__The exercise__
Exactly reproduce the lines from the line bearing "Enumerate this screenshot's" through the end of the listing, inclusive of both; pictures are to be omitted.

__Provided records__
BEGIN
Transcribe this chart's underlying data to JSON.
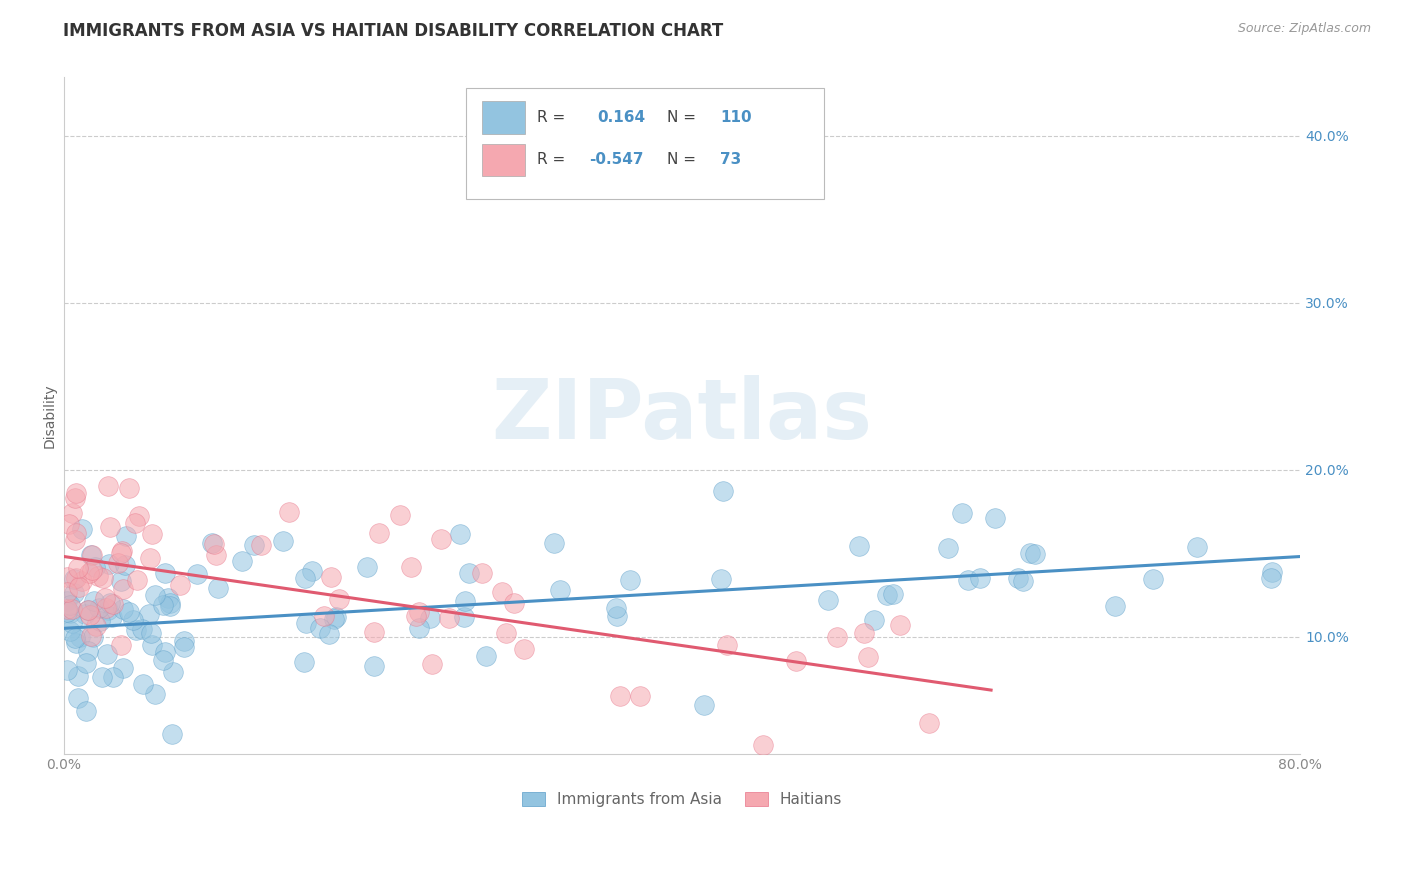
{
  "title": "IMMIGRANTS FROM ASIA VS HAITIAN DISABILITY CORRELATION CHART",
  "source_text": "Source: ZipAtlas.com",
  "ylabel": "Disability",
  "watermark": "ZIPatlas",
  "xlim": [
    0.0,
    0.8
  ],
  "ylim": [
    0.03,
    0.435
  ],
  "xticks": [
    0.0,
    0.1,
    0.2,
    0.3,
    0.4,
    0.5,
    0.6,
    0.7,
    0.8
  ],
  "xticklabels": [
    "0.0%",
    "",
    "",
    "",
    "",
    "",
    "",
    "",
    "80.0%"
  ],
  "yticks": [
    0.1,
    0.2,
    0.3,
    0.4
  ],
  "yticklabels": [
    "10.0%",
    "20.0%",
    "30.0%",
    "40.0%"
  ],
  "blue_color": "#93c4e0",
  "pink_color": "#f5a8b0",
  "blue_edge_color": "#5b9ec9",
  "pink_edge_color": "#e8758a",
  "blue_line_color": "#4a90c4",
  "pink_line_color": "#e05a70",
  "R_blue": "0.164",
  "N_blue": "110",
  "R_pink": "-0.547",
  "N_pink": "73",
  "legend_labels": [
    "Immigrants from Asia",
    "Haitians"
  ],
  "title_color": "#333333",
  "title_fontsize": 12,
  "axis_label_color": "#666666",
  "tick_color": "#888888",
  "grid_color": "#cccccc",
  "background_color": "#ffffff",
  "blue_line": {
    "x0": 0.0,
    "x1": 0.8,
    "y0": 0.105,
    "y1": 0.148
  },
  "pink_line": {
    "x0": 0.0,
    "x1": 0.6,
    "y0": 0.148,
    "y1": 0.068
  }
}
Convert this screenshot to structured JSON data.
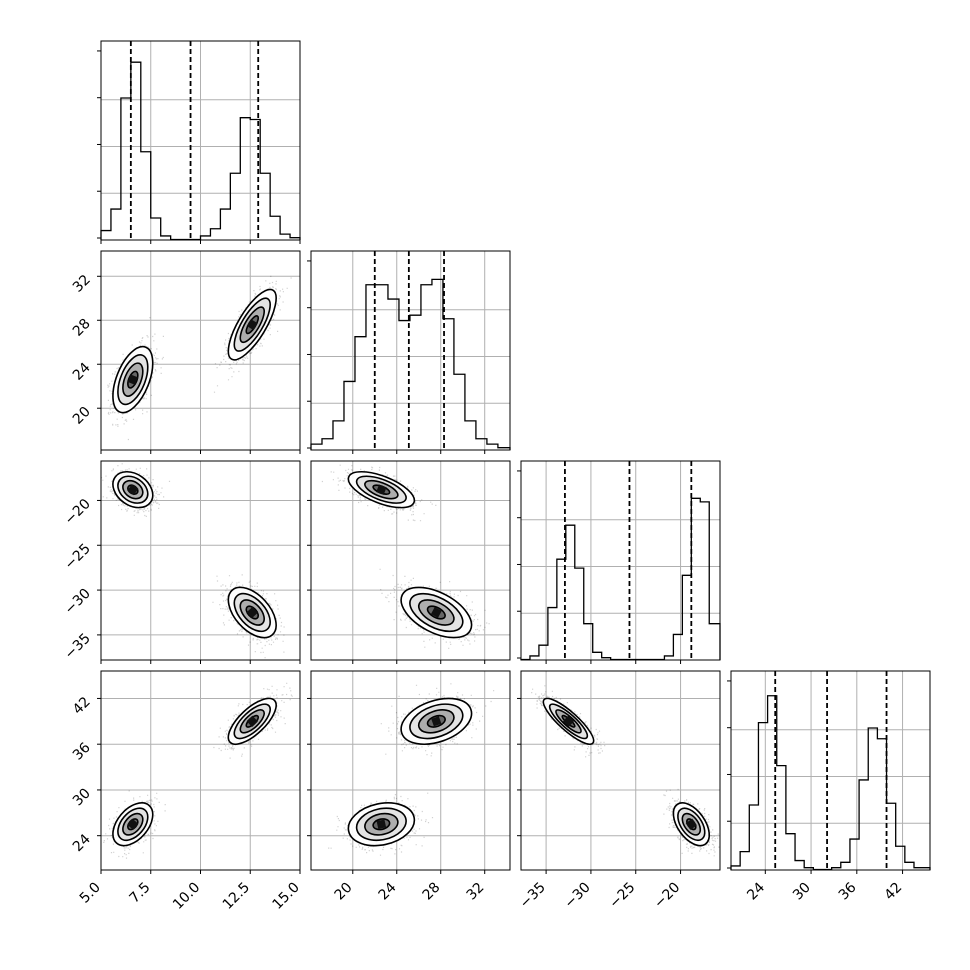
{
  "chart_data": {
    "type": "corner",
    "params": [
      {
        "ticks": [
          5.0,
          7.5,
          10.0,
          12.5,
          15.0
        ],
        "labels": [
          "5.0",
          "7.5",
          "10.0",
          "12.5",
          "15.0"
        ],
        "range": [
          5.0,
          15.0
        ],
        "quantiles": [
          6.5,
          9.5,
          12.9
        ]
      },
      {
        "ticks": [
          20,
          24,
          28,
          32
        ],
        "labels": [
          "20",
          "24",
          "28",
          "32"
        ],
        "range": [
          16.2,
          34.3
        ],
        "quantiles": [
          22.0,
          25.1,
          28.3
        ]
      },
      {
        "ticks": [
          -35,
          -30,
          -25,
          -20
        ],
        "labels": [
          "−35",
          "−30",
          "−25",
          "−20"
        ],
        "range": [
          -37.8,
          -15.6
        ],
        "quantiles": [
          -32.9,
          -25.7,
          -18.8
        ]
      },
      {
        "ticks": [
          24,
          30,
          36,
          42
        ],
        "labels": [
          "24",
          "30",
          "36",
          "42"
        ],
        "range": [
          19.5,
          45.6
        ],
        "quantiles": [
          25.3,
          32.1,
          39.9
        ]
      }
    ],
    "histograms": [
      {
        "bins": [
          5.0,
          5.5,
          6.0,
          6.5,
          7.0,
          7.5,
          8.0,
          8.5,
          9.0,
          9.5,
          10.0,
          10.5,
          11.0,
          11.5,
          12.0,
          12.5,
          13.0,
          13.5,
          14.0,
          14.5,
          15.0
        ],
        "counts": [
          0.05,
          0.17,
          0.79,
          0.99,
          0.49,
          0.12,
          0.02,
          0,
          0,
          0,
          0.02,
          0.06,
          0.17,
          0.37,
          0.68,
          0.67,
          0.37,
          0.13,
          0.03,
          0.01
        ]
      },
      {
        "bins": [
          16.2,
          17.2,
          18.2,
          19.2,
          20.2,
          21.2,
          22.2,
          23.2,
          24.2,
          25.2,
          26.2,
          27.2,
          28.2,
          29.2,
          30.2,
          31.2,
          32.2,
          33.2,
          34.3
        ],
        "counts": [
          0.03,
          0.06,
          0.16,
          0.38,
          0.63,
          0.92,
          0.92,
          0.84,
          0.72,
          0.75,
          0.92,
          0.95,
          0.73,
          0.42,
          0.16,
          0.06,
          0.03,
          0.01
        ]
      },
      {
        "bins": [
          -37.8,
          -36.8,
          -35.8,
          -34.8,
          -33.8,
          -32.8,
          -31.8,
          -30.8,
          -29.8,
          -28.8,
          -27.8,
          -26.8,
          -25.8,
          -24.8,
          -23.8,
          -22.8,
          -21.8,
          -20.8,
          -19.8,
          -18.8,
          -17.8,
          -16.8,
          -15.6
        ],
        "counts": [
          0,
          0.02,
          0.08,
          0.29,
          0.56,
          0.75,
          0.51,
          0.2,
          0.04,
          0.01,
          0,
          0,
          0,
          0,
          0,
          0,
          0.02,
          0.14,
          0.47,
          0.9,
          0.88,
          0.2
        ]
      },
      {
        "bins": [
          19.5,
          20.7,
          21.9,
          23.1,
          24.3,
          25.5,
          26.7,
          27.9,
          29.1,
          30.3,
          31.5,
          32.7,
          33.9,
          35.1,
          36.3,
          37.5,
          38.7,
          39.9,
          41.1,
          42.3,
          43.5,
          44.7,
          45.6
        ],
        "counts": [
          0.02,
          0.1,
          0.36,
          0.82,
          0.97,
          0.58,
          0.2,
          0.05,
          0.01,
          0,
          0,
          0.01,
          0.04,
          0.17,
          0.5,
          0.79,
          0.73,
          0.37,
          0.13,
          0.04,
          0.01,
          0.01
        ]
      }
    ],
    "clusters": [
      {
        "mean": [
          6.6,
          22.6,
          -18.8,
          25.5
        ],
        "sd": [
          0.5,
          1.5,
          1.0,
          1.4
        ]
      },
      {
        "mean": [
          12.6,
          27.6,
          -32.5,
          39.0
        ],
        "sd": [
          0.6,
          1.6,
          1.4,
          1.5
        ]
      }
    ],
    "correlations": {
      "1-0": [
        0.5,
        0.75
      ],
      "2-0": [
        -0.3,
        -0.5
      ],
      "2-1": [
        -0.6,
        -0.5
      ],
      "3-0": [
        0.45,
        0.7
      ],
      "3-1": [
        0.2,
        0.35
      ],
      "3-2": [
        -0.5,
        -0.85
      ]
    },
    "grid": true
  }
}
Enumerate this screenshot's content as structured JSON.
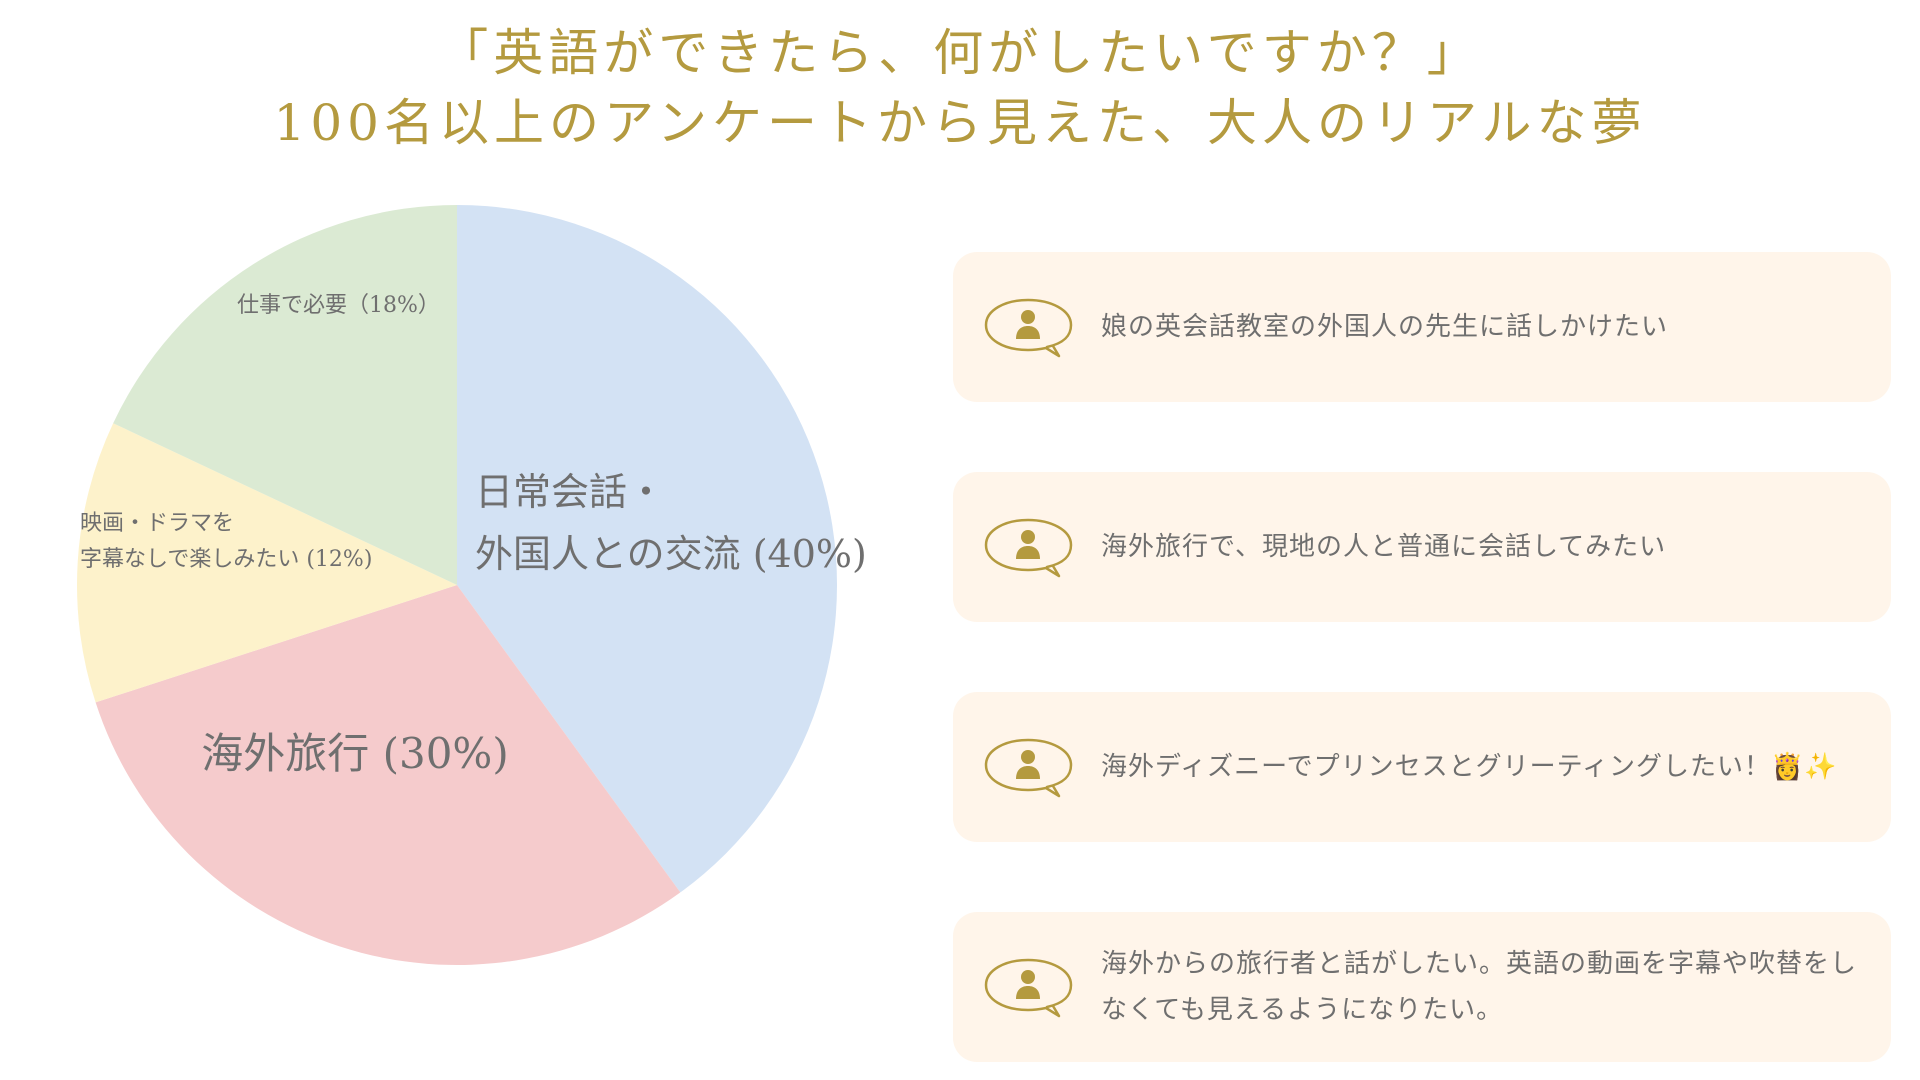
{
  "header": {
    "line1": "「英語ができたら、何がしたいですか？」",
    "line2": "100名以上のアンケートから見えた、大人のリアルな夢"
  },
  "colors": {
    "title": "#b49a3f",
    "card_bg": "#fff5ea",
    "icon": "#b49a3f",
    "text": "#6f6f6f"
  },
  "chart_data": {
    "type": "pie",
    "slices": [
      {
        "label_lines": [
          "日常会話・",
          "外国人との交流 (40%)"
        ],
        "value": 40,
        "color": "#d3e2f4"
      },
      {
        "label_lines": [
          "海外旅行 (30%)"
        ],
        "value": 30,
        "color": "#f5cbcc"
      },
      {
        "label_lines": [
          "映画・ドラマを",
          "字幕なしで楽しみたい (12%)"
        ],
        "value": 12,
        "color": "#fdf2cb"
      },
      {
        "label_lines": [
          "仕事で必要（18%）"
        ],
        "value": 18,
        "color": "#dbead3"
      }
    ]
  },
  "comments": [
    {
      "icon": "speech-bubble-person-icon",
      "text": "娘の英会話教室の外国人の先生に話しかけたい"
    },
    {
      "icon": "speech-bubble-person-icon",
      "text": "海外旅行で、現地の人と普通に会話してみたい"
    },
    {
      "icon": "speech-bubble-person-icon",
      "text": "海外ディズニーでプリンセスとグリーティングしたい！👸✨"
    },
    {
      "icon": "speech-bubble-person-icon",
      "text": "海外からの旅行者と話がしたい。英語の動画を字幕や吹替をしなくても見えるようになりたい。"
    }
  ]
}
END
__Expected output__
Enumerate this screenshot's content as structured JSON.
{
  "header": {
    "line1": "「英語ができたら、何がしたいですか？」",
    "line2": "100名以上のアンケートから見えた、大人のリアルな夢"
  },
  "colors": {
    "title": "#b49a3f",
    "card_bg": "#fff5ea",
    "icon": "#b49a3f",
    "text": "#6f6f6f"
  },
  "chart_data": {
    "type": "pie",
    "slices": [
      {
        "label_lines": [
          "日常会話・",
          "外国人との交流 (40%)"
        ],
        "value": 40,
        "color": "#d3e2f4"
      },
      {
        "label_lines": [
          "海外旅行 (30%)"
        ],
        "value": 30,
        "color": "#f5cbcc"
      },
      {
        "label_lines": [
          "映画・ドラマを",
          "字幕なしで楽しみたい (12%)"
        ],
        "value": 12,
        "color": "#fdf2cb"
      },
      {
        "label_lines": [
          "仕事で必要（18%）"
        ],
        "value": 18,
        "color": "#dbead3"
      }
    ]
  },
  "comments": [
    {
      "icon": "speech-bubble-person-icon",
      "text": "娘の英会話教室の外国人の先生に話しかけたい"
    },
    {
      "icon": "speech-bubble-person-icon",
      "text": "海外旅行で、現地の人と普通に会話してみたい"
    },
    {
      "icon": "speech-bubble-person-icon",
      "text": "海外ディズニーでプリンセスとグリーティングしたい！👸✨"
    },
    {
      "icon": "speech-bubble-person-icon",
      "text": "海外からの旅行者と話がしたい。英語の動画を字幕や吹替をしなくても見えるようになりたい。"
    }
  ]
}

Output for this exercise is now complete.